Given problem:
Answer these questions from the text on the MP9 submachine gun:
(a) In what year was the design of the TMP purchased from Steyr?
(b) How does the TP9SF differ from the TP9 in its mode of fire?
(c) What change does the version chambered in 6.5×25mm CBJ require?

The Brügger & Thomet MP9 (Maschinenpistole 9mm, German for "machine pistol") is a submachine gun chambered for the 9×19mm Parabellum cartridge that is designed and manufactured by Brügger & Thomet.

The MP9 is a selective-fire submachine gun. It uses 15, 20, 25, and 30 round transparent polymer detachable box magazines. It has three safeties: an ambidextrous safety/fire mode selector switch button (manual safety), a trigger safety, and a drop safety. The MP9 is a development of the Steyr TMP. The design of the TMP was purchased from Steyr in 2001. Differences from the TMP include a stock that folds to the right side of the weapon, an integrated Picatinny rail, and a new trigger safety.

Variants
The TP9 is a semi-automatic civilian variant of MP9. Its design is similar to the Steyr SPP, but its differential feature is an underbarrel MIL-STD-1913 Picatinny Rail, which is installed in front of the trigger guard, in place of the forward grip. This was to done to comply with US firearm import laws. The TP9SF is superficially similar, though it is selective-fire rather than semi-auto only. A version chambered in 6.5×25mm CBJ was developed in 2010, requiring only a barrel change to accept the new caliber.

Dataset entries:
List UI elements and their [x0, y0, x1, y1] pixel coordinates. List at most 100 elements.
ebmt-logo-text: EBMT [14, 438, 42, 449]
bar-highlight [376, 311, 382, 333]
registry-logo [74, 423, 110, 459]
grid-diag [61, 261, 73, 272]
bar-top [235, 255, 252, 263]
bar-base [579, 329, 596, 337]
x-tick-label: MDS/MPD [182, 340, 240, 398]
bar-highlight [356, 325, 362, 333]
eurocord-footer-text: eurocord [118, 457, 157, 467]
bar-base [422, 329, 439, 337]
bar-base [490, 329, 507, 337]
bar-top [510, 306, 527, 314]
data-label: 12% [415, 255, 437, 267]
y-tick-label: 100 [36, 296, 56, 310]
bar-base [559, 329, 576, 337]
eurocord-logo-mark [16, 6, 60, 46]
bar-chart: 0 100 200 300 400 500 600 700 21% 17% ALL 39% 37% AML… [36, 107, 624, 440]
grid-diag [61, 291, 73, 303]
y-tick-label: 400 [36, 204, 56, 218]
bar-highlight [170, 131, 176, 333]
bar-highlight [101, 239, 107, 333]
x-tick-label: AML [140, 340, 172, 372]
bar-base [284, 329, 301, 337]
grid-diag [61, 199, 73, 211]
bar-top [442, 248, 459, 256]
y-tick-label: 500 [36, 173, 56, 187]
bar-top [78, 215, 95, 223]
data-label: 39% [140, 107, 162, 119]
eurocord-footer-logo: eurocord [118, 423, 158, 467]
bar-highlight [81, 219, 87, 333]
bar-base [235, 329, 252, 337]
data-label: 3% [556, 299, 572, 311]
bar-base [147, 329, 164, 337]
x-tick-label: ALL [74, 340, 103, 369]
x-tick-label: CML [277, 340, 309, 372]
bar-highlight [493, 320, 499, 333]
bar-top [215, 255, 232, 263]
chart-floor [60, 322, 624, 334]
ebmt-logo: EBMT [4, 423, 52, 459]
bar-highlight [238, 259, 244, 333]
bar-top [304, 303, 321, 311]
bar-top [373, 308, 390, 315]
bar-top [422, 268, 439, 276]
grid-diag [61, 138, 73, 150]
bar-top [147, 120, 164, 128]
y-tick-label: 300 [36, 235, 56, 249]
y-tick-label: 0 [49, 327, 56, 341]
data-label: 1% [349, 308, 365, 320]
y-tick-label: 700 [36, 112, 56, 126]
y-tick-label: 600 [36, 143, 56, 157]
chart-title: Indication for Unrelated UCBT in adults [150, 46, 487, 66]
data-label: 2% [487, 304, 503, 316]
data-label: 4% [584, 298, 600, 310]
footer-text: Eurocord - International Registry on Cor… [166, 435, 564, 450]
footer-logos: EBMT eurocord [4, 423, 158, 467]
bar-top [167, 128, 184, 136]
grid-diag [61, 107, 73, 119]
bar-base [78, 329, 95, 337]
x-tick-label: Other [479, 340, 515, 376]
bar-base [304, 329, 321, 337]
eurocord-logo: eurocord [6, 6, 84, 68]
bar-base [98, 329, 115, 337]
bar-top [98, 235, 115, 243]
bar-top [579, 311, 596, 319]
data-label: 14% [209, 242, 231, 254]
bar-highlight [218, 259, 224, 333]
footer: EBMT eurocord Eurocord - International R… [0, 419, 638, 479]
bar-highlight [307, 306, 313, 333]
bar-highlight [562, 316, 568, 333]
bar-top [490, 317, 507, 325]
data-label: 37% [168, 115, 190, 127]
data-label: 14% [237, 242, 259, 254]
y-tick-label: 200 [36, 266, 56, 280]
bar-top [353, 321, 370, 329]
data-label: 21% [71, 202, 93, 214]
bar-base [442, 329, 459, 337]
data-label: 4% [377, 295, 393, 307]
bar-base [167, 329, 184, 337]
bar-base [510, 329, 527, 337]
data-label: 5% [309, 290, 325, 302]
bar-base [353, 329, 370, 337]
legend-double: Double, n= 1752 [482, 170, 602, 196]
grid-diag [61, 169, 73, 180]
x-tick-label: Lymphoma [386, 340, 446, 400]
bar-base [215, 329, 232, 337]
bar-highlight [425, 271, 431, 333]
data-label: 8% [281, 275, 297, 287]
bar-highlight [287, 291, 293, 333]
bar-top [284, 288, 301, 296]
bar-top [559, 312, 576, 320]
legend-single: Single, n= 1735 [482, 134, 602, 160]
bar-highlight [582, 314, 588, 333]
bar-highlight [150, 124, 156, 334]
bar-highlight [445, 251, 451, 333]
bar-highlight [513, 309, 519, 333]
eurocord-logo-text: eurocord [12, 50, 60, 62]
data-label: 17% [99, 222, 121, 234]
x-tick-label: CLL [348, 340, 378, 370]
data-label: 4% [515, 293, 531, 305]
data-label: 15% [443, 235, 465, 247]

Written answer:
(a) 2001.
(b) The TP9SF is selective-fire, while the TP9 is semi-automatic only.
(c) Only a barrel change.